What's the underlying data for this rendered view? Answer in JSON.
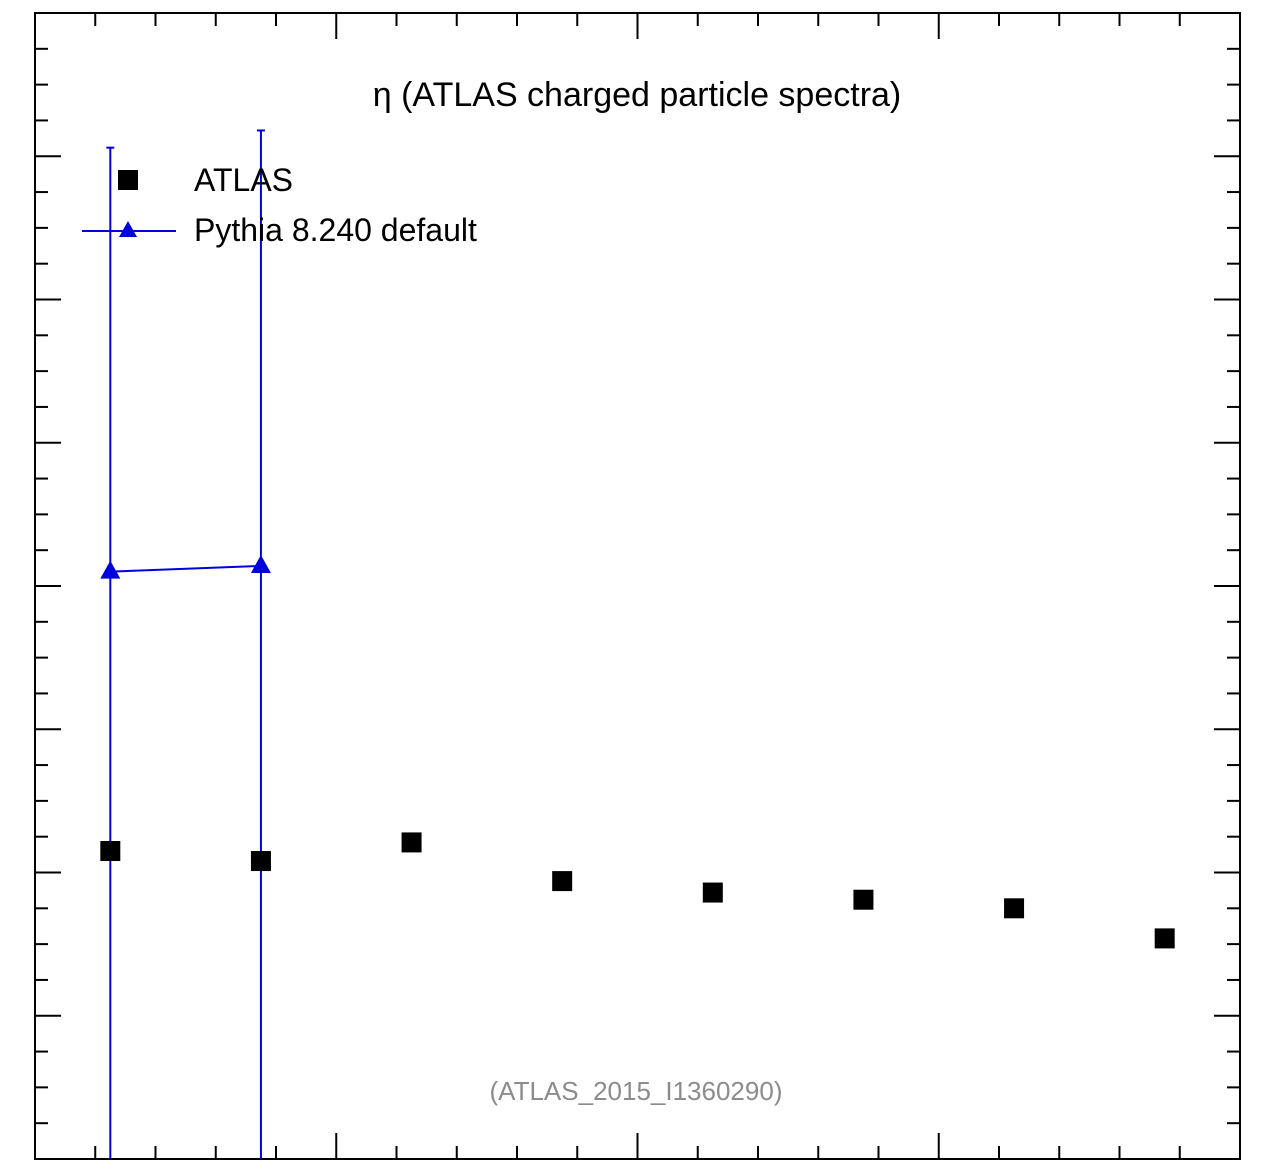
{
  "chart_data": {
    "type": "scatter",
    "title": "η (ATLAS charged particle spectra)",
    "xlabel": "",
    "ylabel": "",
    "annotation": "(ATLAS_2015_I1360290)",
    "legend_position": "top-left",
    "x_bins": 8,
    "series": [
      {
        "name": "ATLAS",
        "marker": "square",
        "color": "#000000",
        "x": [
          1,
          2,
          3,
          4,
          5,
          6,
          7,
          8
        ],
        "values": [
          2.15,
          2.08,
          2.21,
          1.94,
          1.86,
          1.81,
          1.75,
          1.54
        ]
      },
      {
        "name": "Pythia 8.240 default",
        "marker": "triangle",
        "color": "#0000dd",
        "x": [
          1,
          2
        ],
        "values": [
          4.1,
          4.14
        ],
        "err_up": [
          2.96,
          3.04
        ],
        "err_down": [
          4.1,
          4.14
        ]
      }
    ],
    "ylim": [
      0,
      8
    ]
  }
}
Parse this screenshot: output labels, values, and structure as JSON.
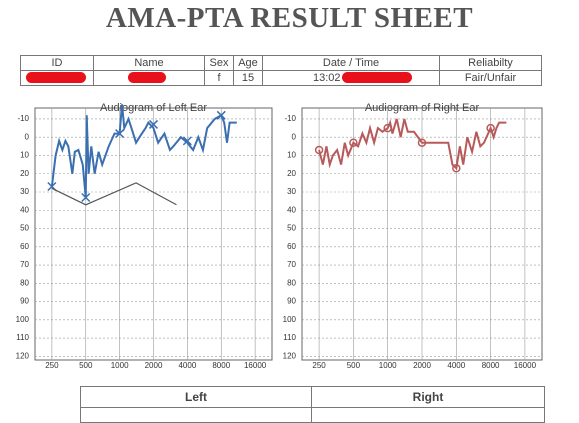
{
  "header": {
    "title": "AMA-PTA RESULT SHEET"
  },
  "info_table": {
    "headers": [
      "ID",
      "Name",
      "Sex",
      "Age",
      "Date / Time",
      "Reliabilty"
    ],
    "sex": "f",
    "age": "15",
    "time": "13:02",
    "reliability": "Fair/Unfair"
  },
  "chart_data": [
    {
      "type": "line",
      "title": "Audiogram of Left Ear",
      "xlog": true,
      "xlim": [
        177,
        22600
      ],
      "ylim": [
        -16,
        122
      ],
      "xticks": [
        250,
        500,
        1000,
        2000,
        4000,
        8000,
        16000
      ],
      "yticks": [
        -10,
        0,
        10,
        20,
        30,
        40,
        50,
        60,
        70,
        80,
        90,
        100,
        110,
        120
      ],
      "grid": true,
      "series": [
        {
          "color": "#3a6fb0",
          "x": [
            250,
            270,
            290,
            310,
            330,
            350,
            380,
            400,
            430,
            470,
            500,
            510,
            530,
            560,
            600,
            650,
            700,
            800,
            900,
            1000,
            1050,
            1100,
            1200,
            1400,
            1500,
            1700,
            1800,
            2000,
            2200,
            2500,
            2800,
            3000,
            3500,
            4000,
            4500,
            5000,
            5500,
            6000,
            7000,
            8000,
            8500,
            9000,
            9500,
            11000
          ],
          "values": [
            27,
            10,
            2,
            7,
            2,
            5,
            20,
            8,
            7,
            15,
            33,
            -12,
            20,
            5,
            20,
            8,
            15,
            5,
            -2,
            -2,
            -18,
            -5,
            -10,
            3,
            0,
            -5,
            -8,
            -5,
            3,
            -2,
            7,
            5,
            0,
            3,
            7,
            0,
            7,
            -5,
            -10,
            -12,
            -8,
            3,
            -8,
            -8
          ]
        },
        {
          "color": "#3a6fb0",
          "marker": "x",
          "x": [
            250,
            500,
            1000,
            2000,
            4000,
            8000
          ],
          "values": [
            27,
            33,
            -2,
            -7,
            2,
            -12
          ]
        },
        {
          "color": "#555555",
          "x": [
            250,
            500,
            1400,
            3200
          ],
          "values": [
            28,
            37,
            25,
            37
          ]
        }
      ]
    },
    {
      "type": "line",
      "title": "Audiogram of Right Ear",
      "xlog": true,
      "xlim": [
        177,
        22600
      ],
      "ylim": [
        -16,
        122
      ],
      "xticks": [
        250,
        500,
        1000,
        2000,
        4000,
        8000,
        16000
      ],
      "yticks": [
        -10,
        0,
        10,
        20,
        30,
        40,
        50,
        60,
        70,
        80,
        90,
        100,
        110,
        120
      ],
      "grid": true,
      "series": [
        {
          "color": "#b85a5a",
          "x": [
            250,
            270,
            290,
            310,
            330,
            360,
            390,
            420,
            450,
            500,
            550,
            600,
            650,
            700,
            760,
            820,
            900,
            1000,
            1050,
            1100,
            1200,
            1300,
            1400,
            1500,
            1700,
            2000,
            2300,
            2600,
            3000,
            3400,
            3700,
            4000,
            4300,
            4600,
            5000,
            5500,
            6000,
            6500,
            7000,
            8000,
            8500,
            9000,
            9500,
            11000
          ],
          "values": [
            7,
            15,
            5,
            15,
            10,
            7,
            15,
            3,
            10,
            3,
            5,
            -2,
            3,
            -5,
            3,
            -5,
            -3,
            -5,
            -8,
            -2,
            -10,
            0,
            -10,
            -3,
            -3,
            3,
            3,
            3,
            3,
            3,
            15,
            17,
            5,
            15,
            0,
            8,
            -3,
            5,
            3,
            -5,
            0,
            -5,
            -8,
            -8
          ]
        },
        {
          "color": "#b85a5a",
          "marker": "o",
          "x": [
            250,
            500,
            1000,
            2000,
            4000,
            8000
          ],
          "values": [
            7,
            3,
            -5,
            3,
            17,
            -5
          ]
        }
      ]
    }
  ],
  "summary_table": {
    "headers": [
      "Left",
      "Right"
    ]
  }
}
_ _ _ _
**Required work:**
Pick out each line in the material containing "title".

**Result:**
    "title": "η (ATLAS charged particle spectra)",
    "title": "AMA-PTA RESULT SHEET"
      "title": "Audiogram of Left Ear",
      "title": "Audiogram of Right Ear",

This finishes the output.